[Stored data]
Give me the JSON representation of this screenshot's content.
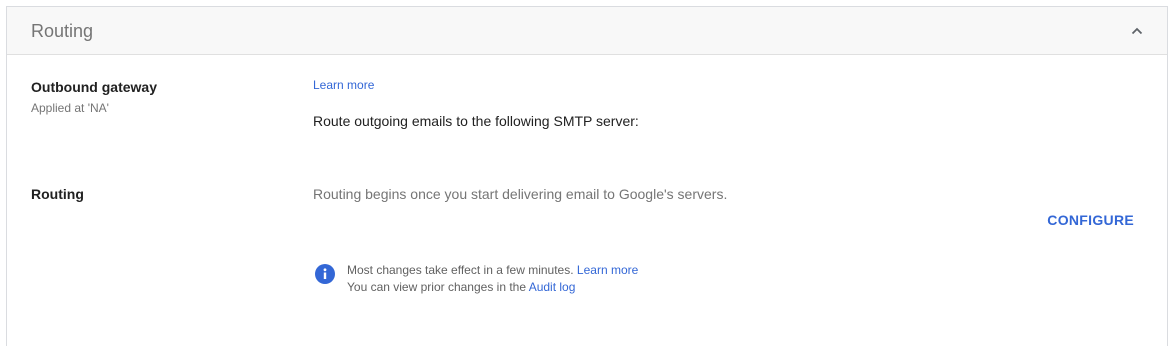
{
  "section": {
    "title": "Routing",
    "collapse_icon": "chevron-up-icon"
  },
  "outbound_gateway": {
    "label": "Outbound gateway",
    "applied_at": "Applied at 'NA'",
    "learn_more": "Learn more",
    "description": "Route outgoing emails to the following SMTP server:"
  },
  "routing": {
    "label": "Routing",
    "description": "Routing begins once you start delivering email to Google's servers.",
    "configure_label": "CONFIGURE"
  },
  "info": {
    "icon": "info-icon",
    "line1_text": "Most changes take effect in a few minutes.",
    "line1_link": "Learn more",
    "line2_text": "You can view prior changes in the",
    "line2_link": "Audit log"
  },
  "colors": {
    "accent": "#3367d6",
    "header_bg": "#f8f8f8"
  }
}
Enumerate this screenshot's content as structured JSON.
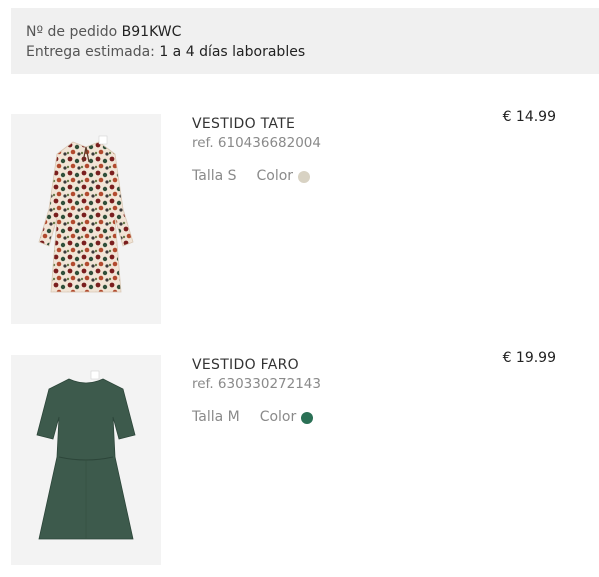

** Brief **
Repeat the data exactly, excluding the pictures.

** Full output **
Give me the JSON representation of this screenshot's content.
{
  "section": {
    "title": "Routing",
    "collapse_icon": "chevron-up-icon"
  },
  "outbound_gateway": {
    "label": "Outbound gateway",
    "applied_at": "Applied at 'NA'",
    "learn_more": "Learn more",
    "description": "Route outgoing emails to the following SMTP server:"
  },
  "routing": {
    "label": "Routing",
    "description": "Routing begins once you start delivering email to Google's servers.",
    "configure_label": "CONFIGURE"
  },
  "info": {
    "icon": "info-icon",
    "line1_text": "Most changes take effect in a few minutes.",
    "line1_link": "Learn more",
    "line2_text": "You can view prior changes in the",
    "line2_link": "Audit log"
  },
  "colors": {
    "accent": "#3367d6",
    "header_bg": "#f8f8f8"
  }
}
Enumerate this screenshot's content as structured JSON.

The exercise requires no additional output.